── Input data
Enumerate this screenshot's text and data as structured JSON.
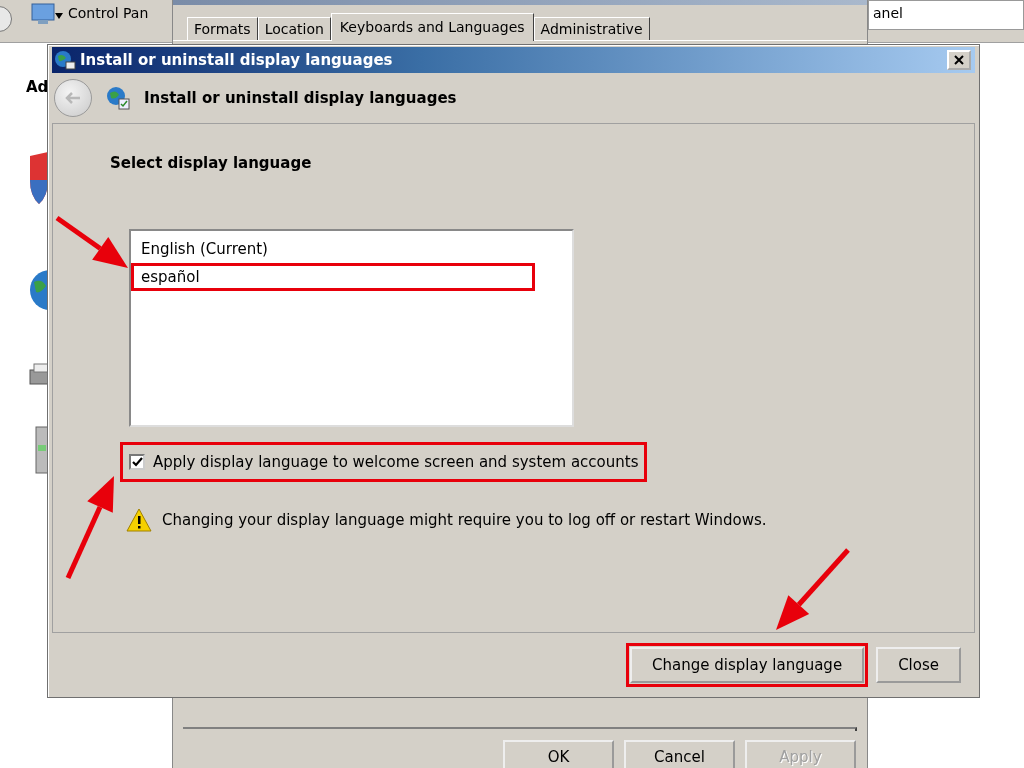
{
  "background_window": {
    "address": "Control Pan",
    "search": "anel",
    "sidebar_label": "Ad"
  },
  "region_dialog": {
    "tabs": [
      {
        "label": "Formats",
        "selected": false
      },
      {
        "label": "Location",
        "selected": false
      },
      {
        "label": "Keyboards and Languages",
        "selected": true
      },
      {
        "label": "Administrative",
        "selected": false
      }
    ],
    "buttons": [
      {
        "label": "OK",
        "disabled": false
      },
      {
        "label": "Cancel",
        "disabled": false
      },
      {
        "label": "Apply",
        "disabled": true
      }
    ]
  },
  "dialog": {
    "title": "Install or uninstall display languages",
    "heading": "Install or uninstall display languages",
    "section_title": "Select display language",
    "languages": [
      {
        "label": "English (Current)",
        "selected": false,
        "highlighted": false
      },
      {
        "label": "español",
        "selected": false,
        "highlighted": true
      }
    ],
    "apply_option": {
      "label": "Apply display language to welcome screen and system accounts",
      "checked": true,
      "highlighted": true
    },
    "warning": "Changing your display language might require you to log off or restart Windows.",
    "buttons": [
      {
        "label": "Change display language",
        "highlighted": true
      },
      {
        "label": "Close",
        "highlighted": false
      }
    ]
  }
}
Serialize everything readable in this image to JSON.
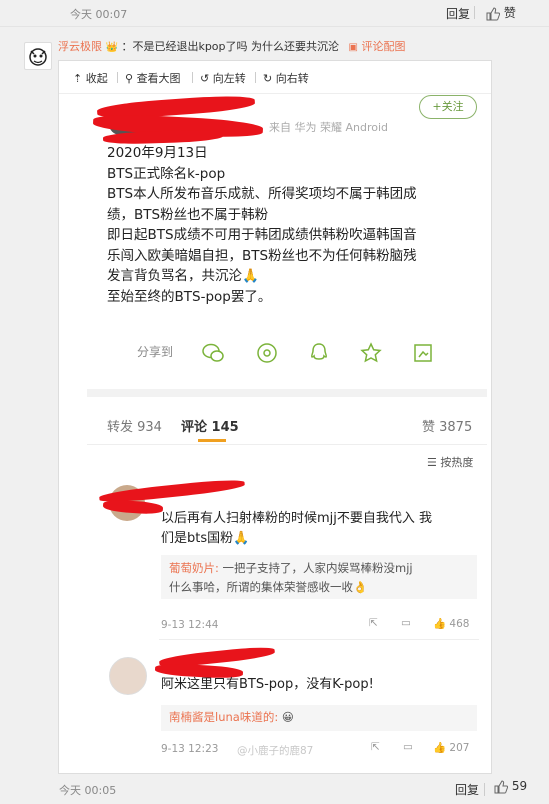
{
  "top": {
    "time": "今天 00:07",
    "reply": "回复",
    "like": "赞"
  },
  "comment": {
    "user": "浮云极限",
    "text": "：不是已经退出kpop了吗 为什么还要共沉沦",
    "pic_link": "评论配图"
  },
  "toolbar": {
    "collapse": "收起",
    "view_large": "查看大图",
    "rotate_left": "向左转",
    "rotate_right": "向右转"
  },
  "post": {
    "via": "来自 华为 荣耀 Android",
    "follow": "+关注",
    "lines": [
      "2020年9月13日",
      "BTS正式除名k-pop",
      "BTS本人所发布音乐成就、所得奖项均不属于韩团成",
      "绩，BTS粉丝也不属于韩粉",
      "即日起BTS成绩不可用于韩团成绩供韩粉吹逼韩国音",
      "乐闯入欧美暗娼自担，BTS粉丝也不为任何韩粉脑残",
      "发言背负骂名，共沉沦🙏",
      "至始至终的BTS-pop罢了。"
    ],
    "share_label": "分享到"
  },
  "stats": {
    "repost": "转发 934",
    "comments": "评论 145",
    "likes": "赞 3875",
    "sort": "按热度"
  },
  "comments": [
    {
      "text_line1": "以后再有人扫射棒粉的时候mjj不要自我代入 我",
      "text_line2": "们是bts国粉🙏",
      "reply_user": "葡萄奶片:",
      "reply_line1": " 一把子支持了，人家内娱骂棒粉没mjj",
      "reply_line2": "什么事哈，所谓的集体荣誉感收一收👌",
      "time": "9-13 12:44",
      "likes": "468"
    },
    {
      "text_line1": "阿米这里只有BTS-pop，没有K-pop!",
      "reply_user": "南楠酱是luna味道的:",
      "reply_emoji": "😀",
      "time": "9-13 12:23",
      "watermark": "@小鹿子的鹿87",
      "likes": "207"
    }
  ],
  "bottom": {
    "time": "今天 00:05",
    "reply": "回复",
    "like": "59"
  }
}
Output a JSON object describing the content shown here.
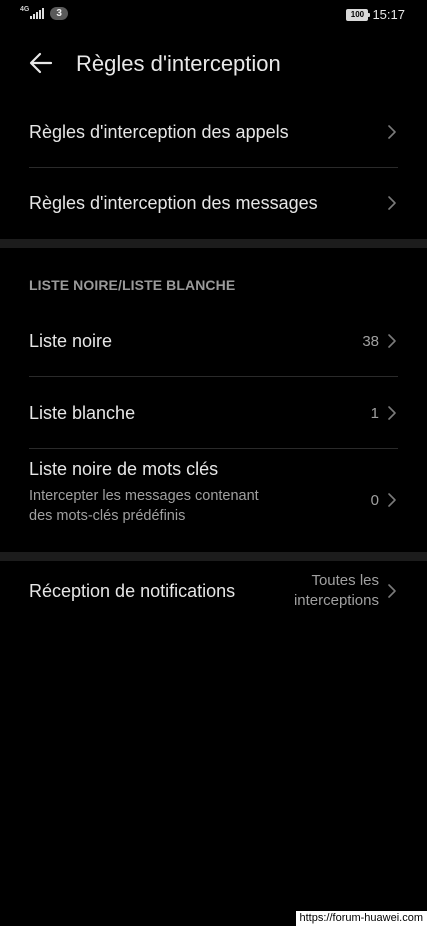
{
  "status_bar": {
    "network_label": "4G",
    "notification_count": "3",
    "battery_level": "100",
    "time": "15:17"
  },
  "header": {
    "title": "Règles d'interception"
  },
  "rules": {
    "calls_label": "Règles d'interception des appels",
    "messages_label": "Règles d'interception des messages"
  },
  "lists": {
    "section_header": "LISTE NOIRE/LISTE BLANCHE",
    "blacklist_label": "Liste noire",
    "blacklist_count": "38",
    "whitelist_label": "Liste blanche",
    "whitelist_count": "1",
    "keyword_label": "Liste noire de mots clés",
    "keyword_subtitle": "Intercepter les messages contenant des mots-clés prédéfinis",
    "keyword_count": "0"
  },
  "notifications": {
    "label": "Réception de notifications",
    "value": "Toutes les interceptions"
  },
  "watermark": "https://forum-huawei.com",
  "colors": {
    "background": "#000000",
    "text_primary": "#e6e6e6",
    "text_secondary": "#a0a0a0",
    "section_gap": "#1c1c1c",
    "divider": "#2a2a2a"
  }
}
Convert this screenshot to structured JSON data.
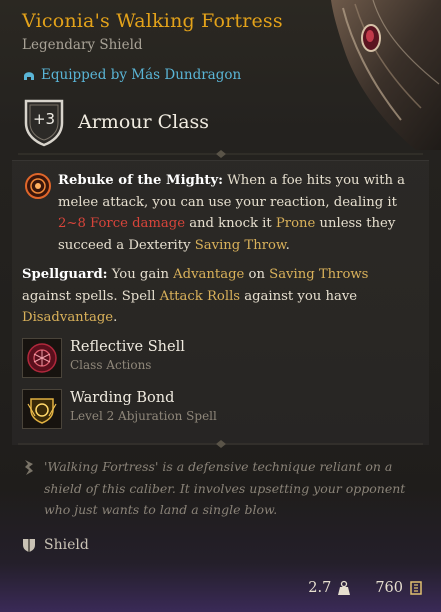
{
  "item": {
    "name": "Viconia's Walking Fortress",
    "rarity": "Legendary Shield",
    "equipped_by": "Equipped by Más Dundragon"
  },
  "armour": {
    "value": "+3",
    "label": "Armour Class"
  },
  "rebuke": {
    "name": "Rebuke of the Mighty:",
    "t1": " When a foe hits you with a melee attack, you can use your reaction, dealing it ",
    "damage": "2~8 Force damage",
    "t2": " and knock it ",
    "prone": "Prone",
    "t3": " unless they succeed a Dexterity ",
    "saving_throw": "Saving Throw",
    "t4": "."
  },
  "spellguard": {
    "name": "Spellguard:",
    "t1": " You gain ",
    "advantage": "Advantage",
    "t2": " on ",
    "saving_throws": "Saving Throws",
    "t3": " against spells. Spell ",
    "attack_rolls": "Attack Rolls",
    "t4": " against you have ",
    "disadvantage": "Disadvantage",
    "t5": "."
  },
  "actions": [
    {
      "name": "Reflective Shell",
      "sub": "Class Actions",
      "icon": "reflective-shell-icon"
    },
    {
      "name": "Warding Bond",
      "sub": "Level 2 Abjuration Spell",
      "icon": "warding-bond-icon"
    }
  ],
  "flavor": "'Walking Fortress' is a defensive technique reliant on a shield of this caliber. It involves upsetting your opponent who just wants to land a single blow.",
  "category": "Shield",
  "footer": {
    "weight": "2.7",
    "value": "760"
  },
  "colors": {
    "title": "#e3a21a",
    "equipped": "#5ab5d6",
    "keyword": "#d9b15a",
    "damage": "#d7443a"
  }
}
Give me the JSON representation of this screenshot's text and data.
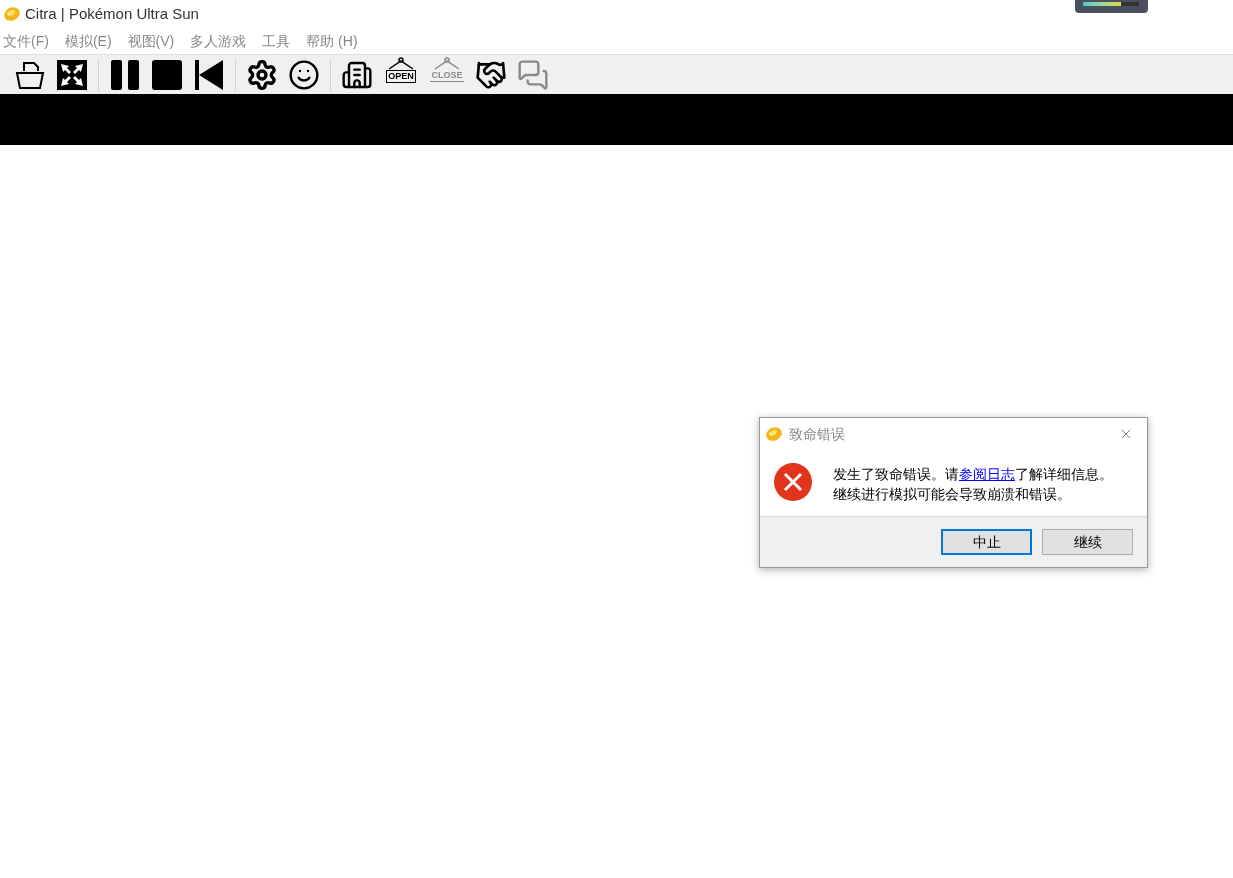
{
  "window": {
    "title": "Citra | Pokémon Ultra Sun"
  },
  "menu": [
    "文件(F)",
    "模拟(E)",
    "视图(V)",
    "多人游戏",
    "工具",
    "帮助 (H)"
  ],
  "toolbar": [
    [
      {
        "kind": "folder",
        "disabled": false
      },
      {
        "kind": "fullscreen",
        "disabled": false
      }
    ],
    [
      {
        "kind": "pause",
        "disabled": false
      },
      {
        "kind": "stop",
        "disabled": false
      },
      {
        "kind": "restart",
        "disabled": false
      }
    ],
    [
      {
        "kind": "settings",
        "disabled": false
      },
      {
        "kind": "smile",
        "disabled": false
      }
    ],
    [
      {
        "kind": "building",
        "disabled": false
      },
      {
        "kind": "sign",
        "label": "OPEN",
        "disabled": false
      },
      {
        "kind": "sign",
        "label": "CLOSE",
        "disabled": true
      },
      {
        "kind": "handshake",
        "disabled": false
      },
      {
        "kind": "chat",
        "disabled": true
      }
    ]
  ],
  "dialog": {
    "title": "致命错误",
    "message_before": "发生了致命错误。请",
    "link": "参阅日志",
    "message_after": "了解详细信息。",
    "message_line2": "继续进行模拟可能会导致崩溃和错误。",
    "buttons": [
      {
        "label": "中止",
        "selected": true
      },
      {
        "label": "继续",
        "selected": false
      }
    ]
  }
}
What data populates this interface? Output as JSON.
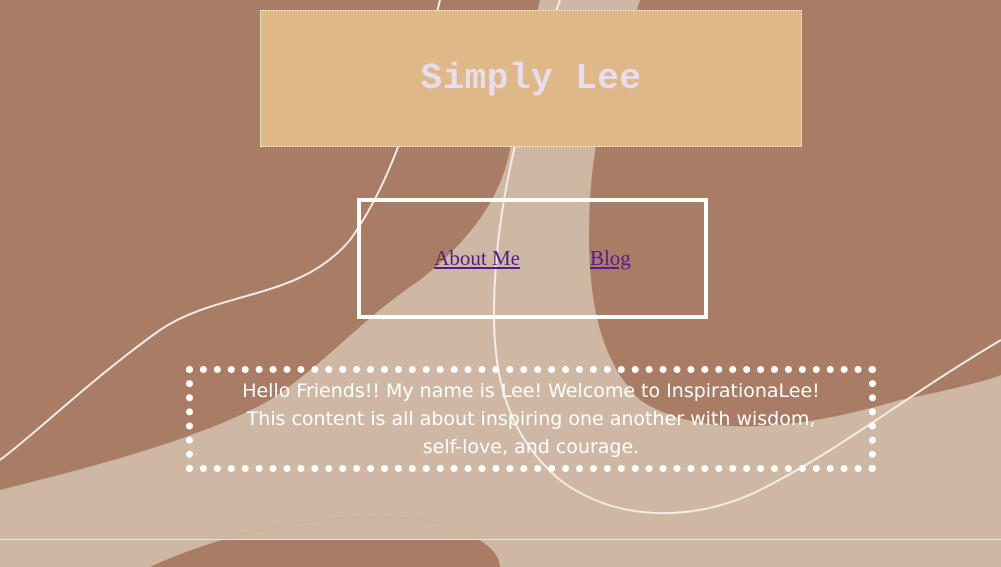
{
  "header": {
    "title": "Simply Lee"
  },
  "nav": {
    "links": [
      {
        "label": "About Me"
      },
      {
        "label": "Blog"
      }
    ]
  },
  "intro": {
    "text": "Hello Friends!! My name is Lee! Welcome to InspirationaLee! This content is all about inspiring one another with wisdom, self-love, and courage."
  },
  "colors": {
    "background": "#a87c65",
    "shape_light": "#cfb8a3",
    "title_box": "#dfb887",
    "title_text": "#e8dcf1",
    "link": "#551a8b",
    "border": "#ffffff"
  }
}
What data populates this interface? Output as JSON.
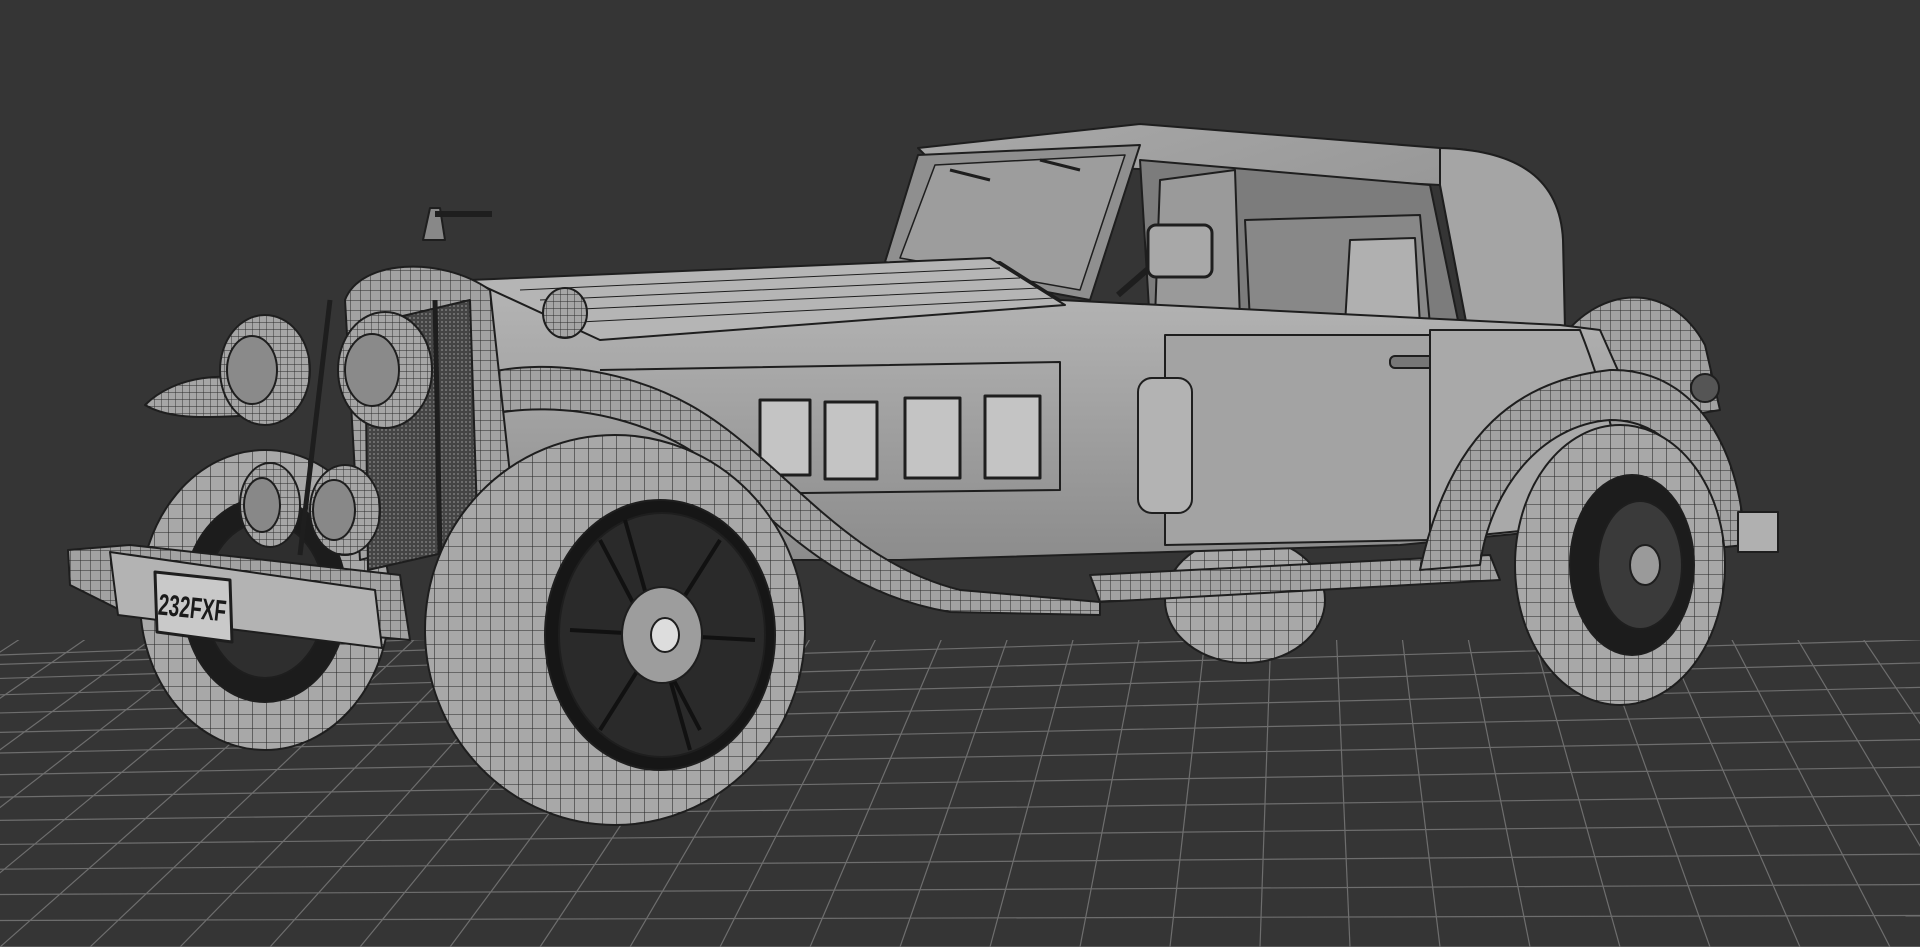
────
> [Stated exercise]
Each line in the listing above that contains "clés" should be copied.

> [Exercise output]
    "keyword_label": "Liste noire de mots clés",
    "keyword_subtitle": "Intercepter les messages contenant des mots-clés prédéfinis",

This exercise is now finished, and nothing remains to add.